The data -
####################
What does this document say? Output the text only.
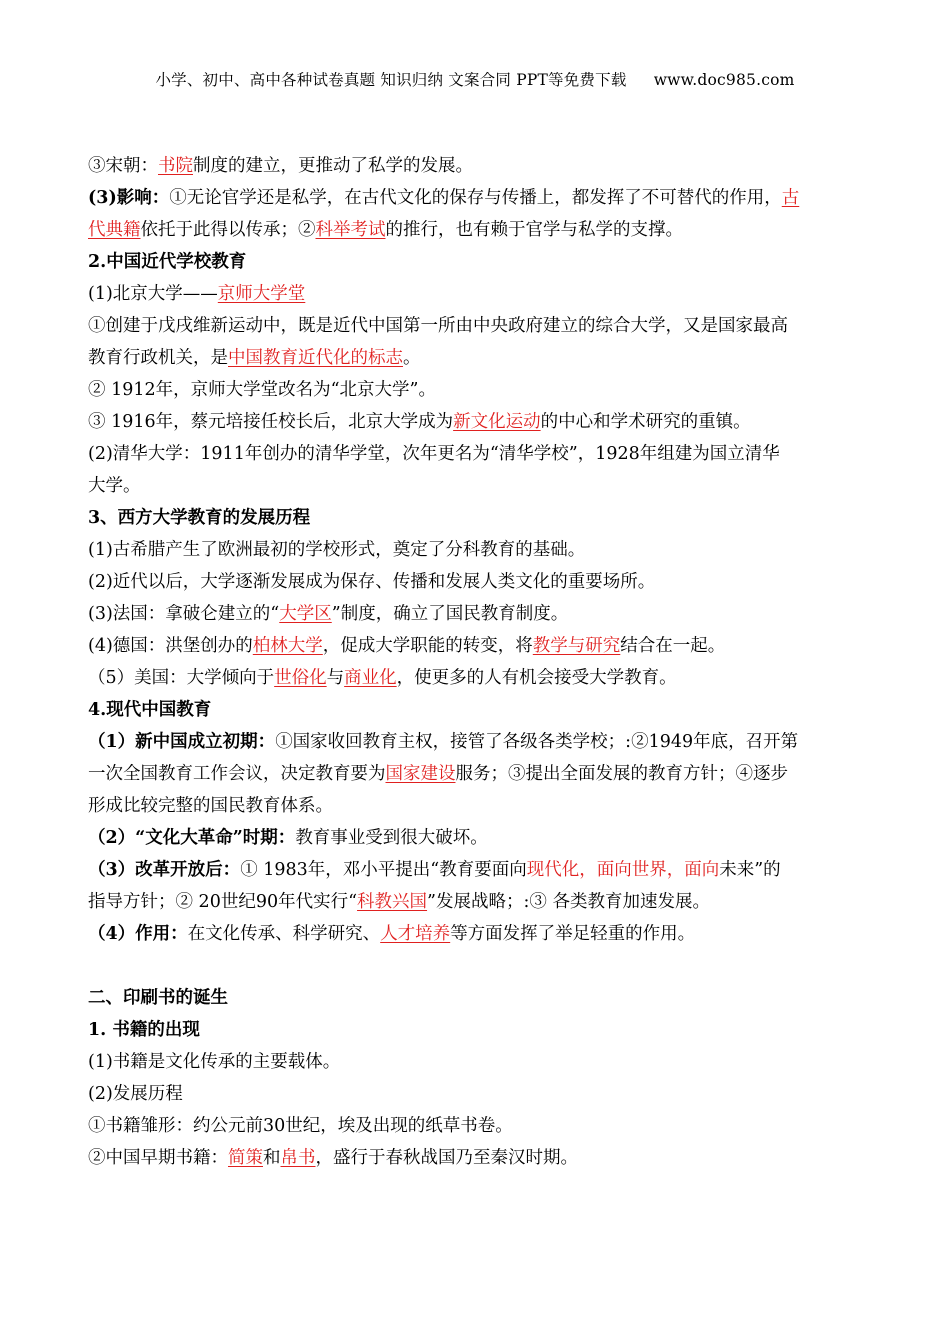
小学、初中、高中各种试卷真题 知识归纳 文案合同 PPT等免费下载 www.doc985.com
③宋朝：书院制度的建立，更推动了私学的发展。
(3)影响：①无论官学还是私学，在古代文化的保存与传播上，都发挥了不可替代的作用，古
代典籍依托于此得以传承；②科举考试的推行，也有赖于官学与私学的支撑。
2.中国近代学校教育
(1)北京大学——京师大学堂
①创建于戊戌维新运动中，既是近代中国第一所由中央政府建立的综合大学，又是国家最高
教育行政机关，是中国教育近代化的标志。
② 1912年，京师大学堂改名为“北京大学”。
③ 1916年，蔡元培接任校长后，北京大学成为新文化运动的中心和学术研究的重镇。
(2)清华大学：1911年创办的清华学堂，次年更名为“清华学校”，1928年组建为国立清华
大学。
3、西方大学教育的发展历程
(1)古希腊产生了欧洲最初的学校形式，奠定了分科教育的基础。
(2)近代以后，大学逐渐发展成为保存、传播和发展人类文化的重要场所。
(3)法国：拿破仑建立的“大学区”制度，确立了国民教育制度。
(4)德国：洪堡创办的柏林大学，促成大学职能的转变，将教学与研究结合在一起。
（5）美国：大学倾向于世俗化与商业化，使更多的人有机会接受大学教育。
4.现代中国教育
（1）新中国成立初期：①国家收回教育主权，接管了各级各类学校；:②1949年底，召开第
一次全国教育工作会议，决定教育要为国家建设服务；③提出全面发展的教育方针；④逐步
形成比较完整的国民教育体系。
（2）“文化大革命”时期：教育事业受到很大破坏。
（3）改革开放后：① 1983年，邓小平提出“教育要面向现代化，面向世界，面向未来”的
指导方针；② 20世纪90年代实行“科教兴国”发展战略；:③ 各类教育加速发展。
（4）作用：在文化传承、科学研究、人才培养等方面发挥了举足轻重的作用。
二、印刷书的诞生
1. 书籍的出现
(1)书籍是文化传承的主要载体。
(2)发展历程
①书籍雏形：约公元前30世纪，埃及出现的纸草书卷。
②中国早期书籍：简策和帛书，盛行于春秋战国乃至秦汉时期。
####################
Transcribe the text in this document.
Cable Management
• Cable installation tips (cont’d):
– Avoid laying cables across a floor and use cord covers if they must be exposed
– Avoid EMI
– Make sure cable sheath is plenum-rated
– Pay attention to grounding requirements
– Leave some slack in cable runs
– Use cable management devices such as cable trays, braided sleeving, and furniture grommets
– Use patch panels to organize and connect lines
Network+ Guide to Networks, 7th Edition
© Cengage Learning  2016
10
####################
Task brief - Above are several records. Count the lines among them that contain "Avoid" and give only the total.

Final result - 2